> **Goal**:
Where does the string "grid" appear? Copy every line of the entries below that holds it.

> **Data records**:
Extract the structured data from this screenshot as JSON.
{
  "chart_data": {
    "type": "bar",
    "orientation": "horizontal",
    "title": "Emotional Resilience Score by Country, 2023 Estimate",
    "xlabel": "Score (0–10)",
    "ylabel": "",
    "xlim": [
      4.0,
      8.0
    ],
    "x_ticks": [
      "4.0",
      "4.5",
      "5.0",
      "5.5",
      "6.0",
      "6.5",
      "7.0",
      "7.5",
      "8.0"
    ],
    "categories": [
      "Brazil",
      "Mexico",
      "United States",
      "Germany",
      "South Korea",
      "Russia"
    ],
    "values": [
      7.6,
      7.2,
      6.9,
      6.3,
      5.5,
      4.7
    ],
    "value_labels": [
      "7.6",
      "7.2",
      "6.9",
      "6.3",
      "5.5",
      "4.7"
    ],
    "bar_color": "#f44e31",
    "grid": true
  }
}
--
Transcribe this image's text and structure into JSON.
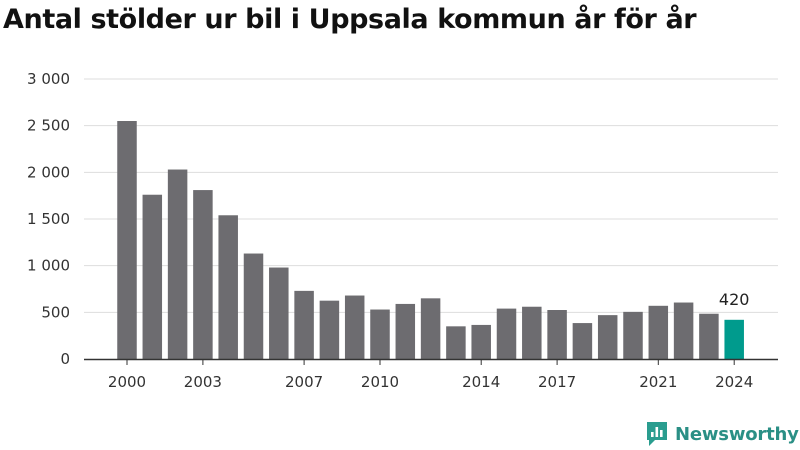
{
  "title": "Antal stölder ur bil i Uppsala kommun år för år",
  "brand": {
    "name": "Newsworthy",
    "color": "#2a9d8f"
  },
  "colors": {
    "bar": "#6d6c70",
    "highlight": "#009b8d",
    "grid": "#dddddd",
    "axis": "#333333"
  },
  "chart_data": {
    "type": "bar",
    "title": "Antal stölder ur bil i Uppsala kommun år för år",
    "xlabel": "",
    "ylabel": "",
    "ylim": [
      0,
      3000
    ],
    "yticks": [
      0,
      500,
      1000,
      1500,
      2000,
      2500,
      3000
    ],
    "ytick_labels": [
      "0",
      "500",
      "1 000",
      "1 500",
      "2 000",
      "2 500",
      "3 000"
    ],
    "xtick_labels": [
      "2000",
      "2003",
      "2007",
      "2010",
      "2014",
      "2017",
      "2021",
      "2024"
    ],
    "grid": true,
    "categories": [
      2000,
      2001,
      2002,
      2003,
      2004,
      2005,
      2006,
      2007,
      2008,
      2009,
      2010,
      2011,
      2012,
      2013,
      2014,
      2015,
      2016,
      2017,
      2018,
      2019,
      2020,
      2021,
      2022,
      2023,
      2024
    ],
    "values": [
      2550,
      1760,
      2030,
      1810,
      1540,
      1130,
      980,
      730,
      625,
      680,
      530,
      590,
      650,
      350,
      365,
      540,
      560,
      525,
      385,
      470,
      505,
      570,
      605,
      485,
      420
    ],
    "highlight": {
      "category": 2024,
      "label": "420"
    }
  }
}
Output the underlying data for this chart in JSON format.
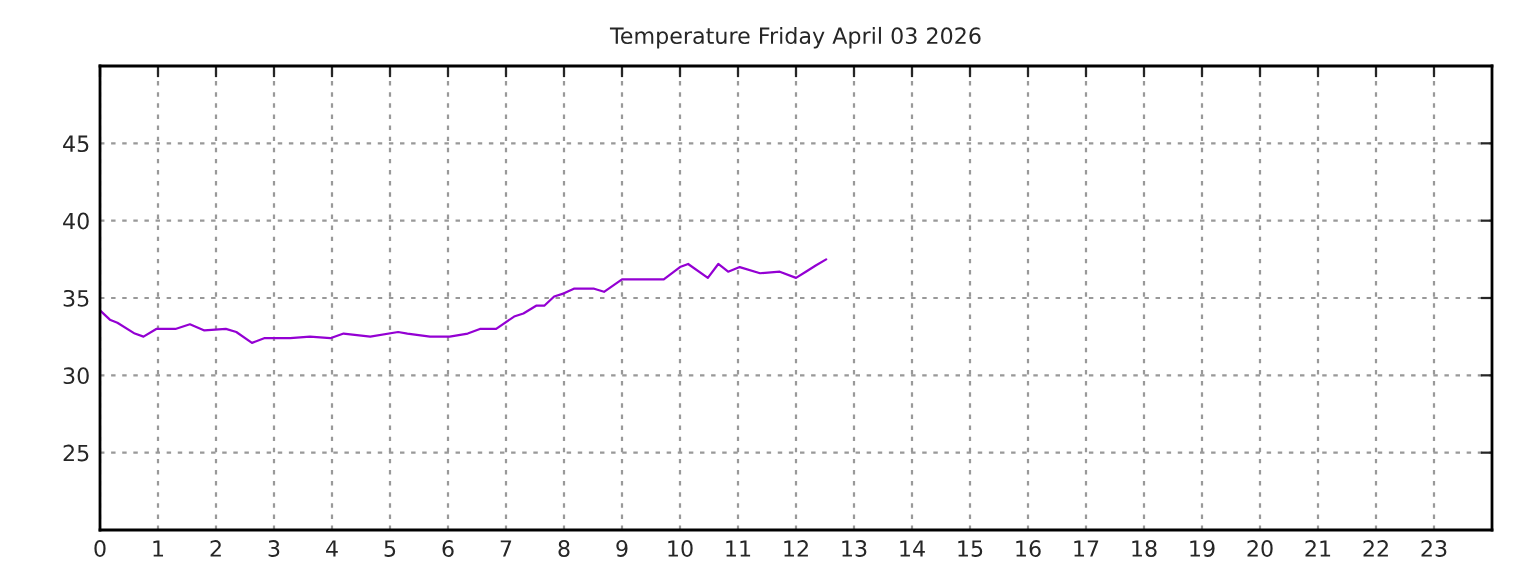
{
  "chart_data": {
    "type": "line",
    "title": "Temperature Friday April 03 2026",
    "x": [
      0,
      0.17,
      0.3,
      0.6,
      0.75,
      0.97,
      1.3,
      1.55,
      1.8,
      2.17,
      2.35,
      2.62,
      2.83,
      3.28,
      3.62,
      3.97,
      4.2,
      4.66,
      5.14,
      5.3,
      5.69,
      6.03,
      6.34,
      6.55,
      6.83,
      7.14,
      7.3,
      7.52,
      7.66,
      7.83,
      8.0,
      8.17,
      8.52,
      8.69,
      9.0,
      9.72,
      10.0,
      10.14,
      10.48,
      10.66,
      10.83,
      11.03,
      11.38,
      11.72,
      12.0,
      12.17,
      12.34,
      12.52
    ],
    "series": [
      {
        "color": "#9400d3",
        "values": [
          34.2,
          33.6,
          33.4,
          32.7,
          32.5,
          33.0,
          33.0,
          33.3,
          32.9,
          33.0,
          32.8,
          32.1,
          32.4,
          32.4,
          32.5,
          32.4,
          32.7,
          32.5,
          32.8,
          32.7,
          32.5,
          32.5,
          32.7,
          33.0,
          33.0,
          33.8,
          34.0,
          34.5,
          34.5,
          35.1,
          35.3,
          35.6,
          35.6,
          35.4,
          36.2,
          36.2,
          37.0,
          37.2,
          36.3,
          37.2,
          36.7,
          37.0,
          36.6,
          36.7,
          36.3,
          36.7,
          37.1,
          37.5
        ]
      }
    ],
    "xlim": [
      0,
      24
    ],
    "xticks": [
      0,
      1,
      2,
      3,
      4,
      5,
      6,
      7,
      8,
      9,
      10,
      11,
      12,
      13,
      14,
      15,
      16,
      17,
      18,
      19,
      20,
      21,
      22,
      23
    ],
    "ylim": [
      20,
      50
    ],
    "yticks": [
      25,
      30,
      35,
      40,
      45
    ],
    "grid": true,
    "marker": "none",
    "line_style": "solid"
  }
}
...
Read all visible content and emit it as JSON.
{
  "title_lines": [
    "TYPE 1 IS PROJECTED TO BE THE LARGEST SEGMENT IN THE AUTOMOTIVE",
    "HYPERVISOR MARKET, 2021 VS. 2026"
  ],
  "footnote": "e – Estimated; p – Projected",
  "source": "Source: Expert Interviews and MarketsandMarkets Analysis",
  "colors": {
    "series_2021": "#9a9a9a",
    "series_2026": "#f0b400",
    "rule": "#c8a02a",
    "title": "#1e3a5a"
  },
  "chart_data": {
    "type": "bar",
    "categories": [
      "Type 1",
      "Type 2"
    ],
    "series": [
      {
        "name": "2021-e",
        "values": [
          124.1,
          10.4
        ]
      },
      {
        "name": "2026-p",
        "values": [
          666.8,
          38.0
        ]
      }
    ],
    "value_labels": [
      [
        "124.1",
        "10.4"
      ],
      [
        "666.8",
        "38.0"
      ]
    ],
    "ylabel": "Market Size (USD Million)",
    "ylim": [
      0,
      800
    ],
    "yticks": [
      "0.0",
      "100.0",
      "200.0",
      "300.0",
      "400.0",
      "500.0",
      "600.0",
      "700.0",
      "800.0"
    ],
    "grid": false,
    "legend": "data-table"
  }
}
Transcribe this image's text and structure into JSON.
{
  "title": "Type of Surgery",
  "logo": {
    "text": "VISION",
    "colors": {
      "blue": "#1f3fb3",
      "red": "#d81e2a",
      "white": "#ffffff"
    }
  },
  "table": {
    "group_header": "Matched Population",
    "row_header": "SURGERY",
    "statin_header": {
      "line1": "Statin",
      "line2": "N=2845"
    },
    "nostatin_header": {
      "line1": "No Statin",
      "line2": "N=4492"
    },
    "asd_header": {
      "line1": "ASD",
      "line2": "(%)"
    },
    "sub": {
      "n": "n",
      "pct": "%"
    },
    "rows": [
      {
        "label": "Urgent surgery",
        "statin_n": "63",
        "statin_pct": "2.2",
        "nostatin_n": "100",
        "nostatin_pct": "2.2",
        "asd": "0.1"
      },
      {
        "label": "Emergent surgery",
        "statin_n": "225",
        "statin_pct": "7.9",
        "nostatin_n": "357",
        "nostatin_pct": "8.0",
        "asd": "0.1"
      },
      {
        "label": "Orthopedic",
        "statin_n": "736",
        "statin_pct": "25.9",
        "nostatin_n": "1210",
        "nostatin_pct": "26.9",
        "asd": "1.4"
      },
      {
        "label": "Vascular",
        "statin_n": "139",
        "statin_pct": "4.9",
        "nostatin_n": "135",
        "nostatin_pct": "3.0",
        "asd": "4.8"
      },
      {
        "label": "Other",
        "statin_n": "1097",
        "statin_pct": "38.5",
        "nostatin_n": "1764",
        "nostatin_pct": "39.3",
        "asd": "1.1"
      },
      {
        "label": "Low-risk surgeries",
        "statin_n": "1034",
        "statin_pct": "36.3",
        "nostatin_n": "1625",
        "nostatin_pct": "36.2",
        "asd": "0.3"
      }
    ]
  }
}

> **Task solution**:
    "grid": true
    "grid": "#dddddd",
    "grid": true,
    "grid": true,
    "grid": false,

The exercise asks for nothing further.